Job
Pictures do not belong in the copy. Return all of the entries exactly.
* START Task data *
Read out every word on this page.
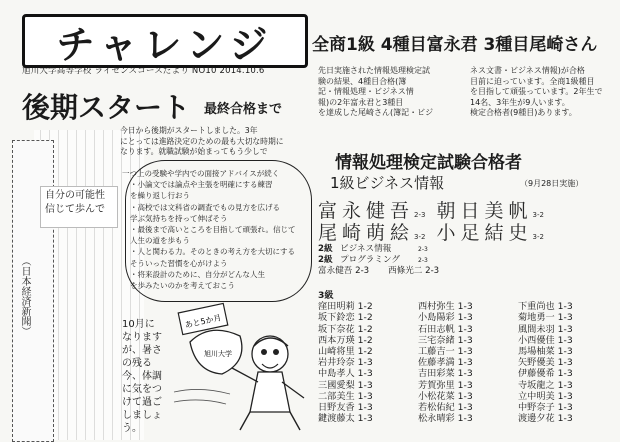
チャレンジ
旭川大学高等学校 ライセンスコースだより NO10 2014.10.6
後期スタート 最終合格まで
（日本経済新聞）
自分の可能性
信じて歩んで

今日から後期がスタートしました。3年

にとっては進路決定のための最も大切な時期に

なります。就職試験が始まってもう少しで

一つ上の受験や学内での面接アドバイスが続く

・小論文では論点や主張を明確にする練習

を繰り返し行おう

・高校では文科省の調査でもの見方を広げる

学ぶ気持ちを持って伸ばそう

・最後まで高いところを目指して頑張れ。信じて

人生の道を歩もう

・人と関わる力。そのときの考え方を大切にする

そういった習慣を心がけよう

・将来設計のために、自分がどんな人生

を歩みたいのかを考えておこう

10月に

なります

が、暑さ

の残る

今、体調

に気をつ

けて過ご

しましょ

う。

あと5か月
旭川大学
全商1級 4種目富永君 3種目尾崎さん

先日実施された情報処理検定試

験の結果、4種目合格(簿

記・情報処理・ビジネス情

報)の2年富永君と3種目

を達成した尾崎さん(簿記・ビジ

ネス文書・ビジネス情報)が合格

目前に迫っています。全商1級種目

を目指して頑張っています。2年生で

14名、3年生が9人います。

検定合格者(9種目)あります。

情報処理検定試験合格者
1級ビジネス情報	（9月28日実施）
富永健吾2-3 朝日美帆3-2
尾崎萌絵3-2 小足結史3-2
2級 ビジネス情報	2-3
2級 プログラミング	2-3
富永健吾 2-3 西條光二 2-3
3級
窪田明莉 1-2	西村弥生 1-3	下重尚也 1-3
坂下鈴恋 1-2	小島陽彩 1-3	菊地勇一 1-3
坂下奈花 1-2	石田志帆 1-3	風間未羽 1-3
西本万瑛 1-2	三宅奈緒 1-3	小西優佳 1-3
山崎将里 1-2	工藤吉一 1-3	馬場柚菜 1-3
岩井玲奈 1-3	佐藤孝満 1-3	矢野優美 1-3
中島孝人 1-3	吉田彩菜 1-3	伊藤優希 1-3
三國愛梨 1-3	芳賀弥里 1-3	寺坂龍之 1-3
二部美生 1-3	小松花菜 1-3	立中明美 1-3
日野友香 1-3	若松佑紀 1-3	中野奈子 1-3
鍵渡藤太 1-3	松永晴彩 1-3	渡邊夕花 1-3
* END Task data *
Solved exercise
Read out every word on this page.
チャレンジ
旭川大学高等学校 ライセンスコースだより NO10 2014.10.6
後期スタート 最終合格まで
（日本経済新聞）
自分の可能性
信じて歩んで

今日から後期がスタートしました。3年

にとっては進路決定のための最も大切な時期に

なります。就職試験が始まってもう少しで

一つ上の受験や学内での面接アドバイスが続く

・小論文では論点や主張を明確にする練習

を繰り返し行おう

・高校では文科省の調査でもの見方を広げる

学ぶ気持ちを持って伸ばそう

・最後まで高いところを目指して頑張れ。信じて

人生の道を歩もう

・人と関わる力。そのときの考え方を大切にする

そういった習慣を心がけよう

・将来設計のために、自分がどんな人生

を歩みたいのかを考えておこう

10月に

なります

が、暑さ

の残る

今、体調

に気をつ

けて過ご

しましょ

う。

あと5か月
旭川大学
全商1級 4種目富永君 3種目尾崎さん

先日実施された情報処理検定試

験の結果、4種目合格(簿

記・情報処理・ビジネス情

報)の2年富永君と3種目

を達成した尾崎さん(簿記・ビジ

ネス文書・ビジネス情報)が合格

目前に迫っています。全商1級種目

を目指して頑張っています。2年生で

14名、3年生が9人います。

検定合格者(9種目)あります。

情報処理検定試験合格者
1級ビジネス情報	（9月28日実施）
富永健吾2-3 朝日美帆3-2
尾崎萌絵3-2 小足結史3-2
2級 ビジネス情報	2-3
2級 プログラミング	2-3
富永健吾 2-3 西條光二 2-3
3級
窪田明莉 1-2	西村弥生 1-3	下重尚也 1-3
坂下鈴恋 1-2	小島陽彩 1-3	菊地勇一 1-3
坂下奈花 1-2	石田志帆 1-3	風間未羽 1-3
西本万瑛 1-2	三宅奈緒 1-3	小西優佳 1-3
山崎将里 1-2	工藤吉一 1-3	馬場柚菜 1-3
岩井玲奈 1-3	佐藤孝満 1-3	矢野優美 1-3
中島孝人 1-3	吉田彩菜 1-3	伊藤優希 1-3
三國愛梨 1-3	芳賀弥里 1-3	寺坂龍之 1-3
二部美生 1-3	小松花菜 1-3	立中明美 1-3
日野友香 1-3	若松佑紀 1-3	中野奈子 1-3
鍵渡藤太 1-3	松永晴彩 1-3	渡邊夕花 1-3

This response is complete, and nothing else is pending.